··· Records to process ···

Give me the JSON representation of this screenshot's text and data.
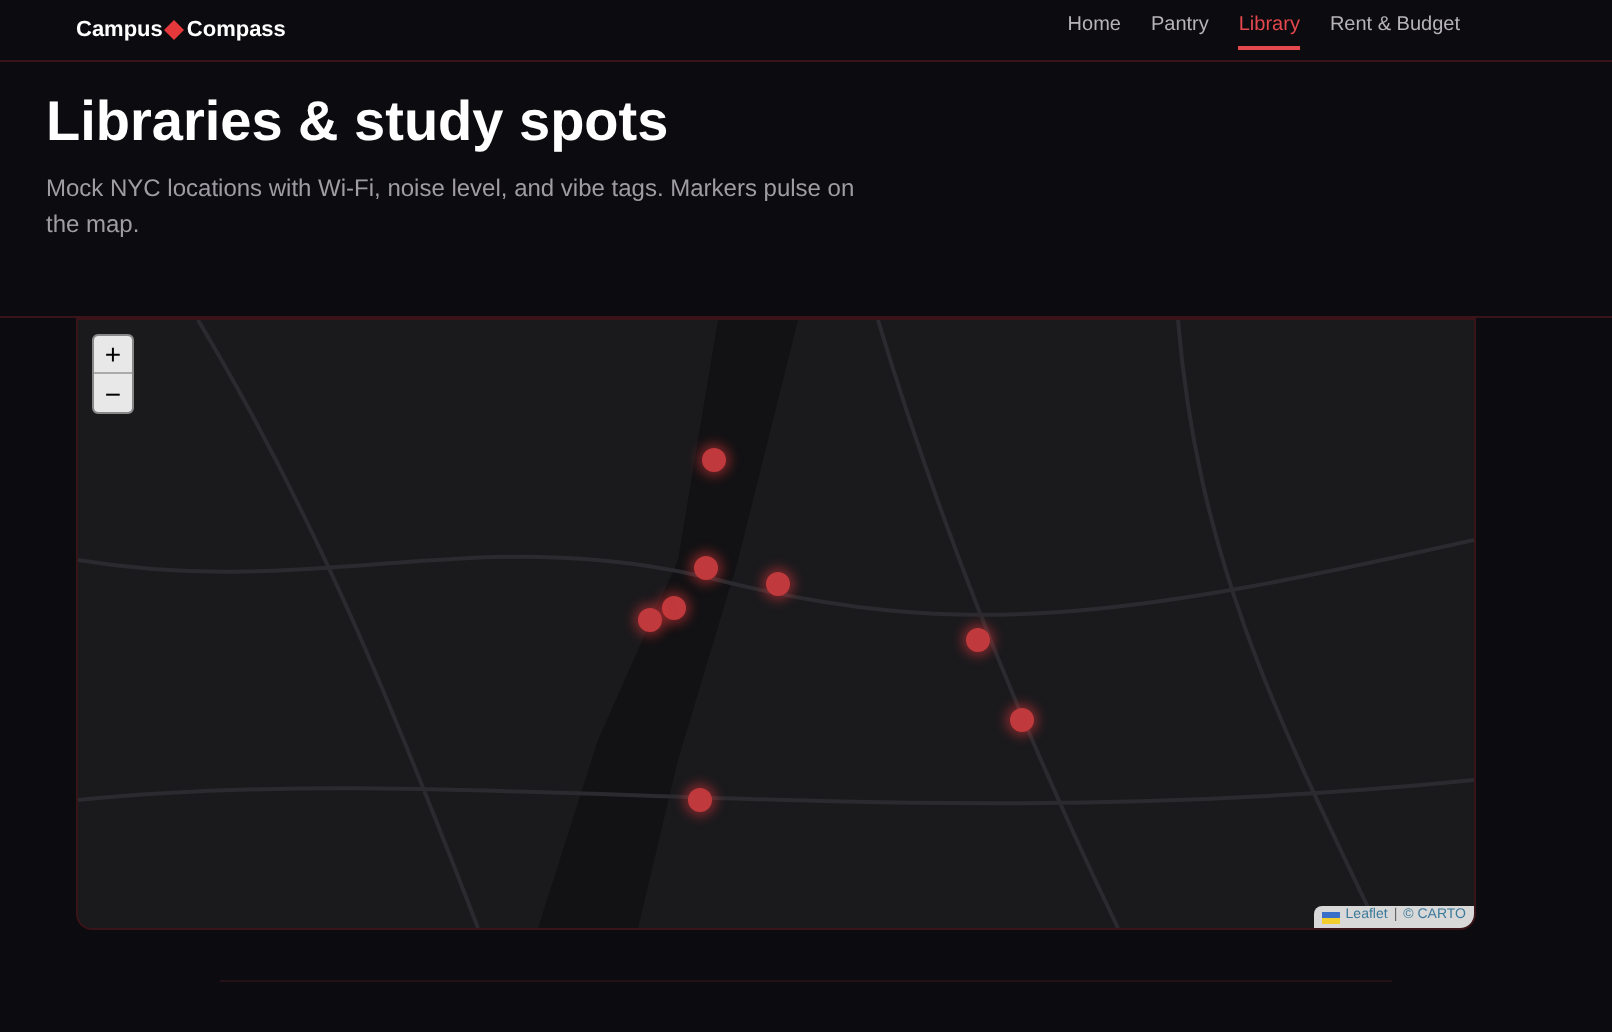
{
  "brand": {
    "left": "Campus",
    "right": "Compass"
  },
  "nav": [
    {
      "label": "Home",
      "selected": false
    },
    {
      "label": "Pantry",
      "selected": false
    },
    {
      "label": "Library",
      "selected": true
    },
    {
      "label": "Rent & Budget",
      "selected": false
    }
  ],
  "hero": {
    "title": "Libraries & study spots",
    "subtitle": "Mock NYC locations with Wi-Fi, noise level, and vibe tags. Markers pulse on the map."
  },
  "map": {
    "zoom_in": "+",
    "zoom_out": "−",
    "attribution": {
      "library": "Leaflet",
      "separator": "|",
      "provider": "© CARTO"
    }
  }
}
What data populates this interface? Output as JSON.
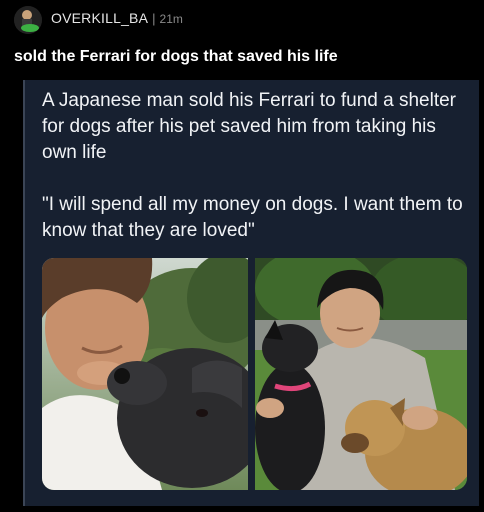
{
  "post": {
    "username": "OVERKILL_BA",
    "separator": "|",
    "time_ago": "21m",
    "title": "sold the Ferrari for dogs that saved his life"
  },
  "tweet": {
    "paragraph_1": "A Japanese man sold his Ferrari to fund a shelter for dogs after his pet saved him from taking his own life",
    "paragraph_2": "\"I will spend all my money on dogs. I want them to know that they are loved\""
  },
  "colors": {
    "background": "#000000",
    "card": "#172030",
    "text": "#f1f3f6",
    "muted": "#8a8a8a"
  }
}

···

Your task — All records should be output exactly, with the pictures left out.

Correct answer —
Give me the JSON representation of this screenshot's text and data.
{
  "brand": {
    "left": "Campus",
    "right": "Compass"
  },
  "nav": [
    {
      "label": "Home",
      "selected": false
    },
    {
      "label": "Pantry",
      "selected": false
    },
    {
      "label": "Library",
      "selected": true
    },
    {
      "label": "Rent & Budget",
      "selected": false
    }
  ],
  "hero": {
    "title": "Libraries & study spots",
    "subtitle": "Mock NYC locations with Wi-Fi, noise level, and vibe tags. Markers pulse on the map."
  },
  "map": {
    "zoom_in": "+",
    "zoom_out": "−",
    "attribution": {
      "library": "Leaflet",
      "separator": "|",
      "provider": "© CARTO"
    }
  }
}
What data populates this interface? Output as JSON.
{
  "post": {
    "username": "OVERKILL_BA",
    "separator": "|",
    "time_ago": "21m",
    "title": "sold the Ferrari for dogs that saved his life"
  },
  "tweet": {
    "paragraph_1": "A Japanese man sold his Ferrari to fund a shelter for dogs after his pet saved him from taking his own life",
    "paragraph_2": "\"I will spend all my money on dogs. I want them to know that they are loved\""
  },
  "colors": {
    "background": "#000000",
    "card": "#172030",
    "text": "#f1f3f6",
    "muted": "#8a8a8a"
  }
}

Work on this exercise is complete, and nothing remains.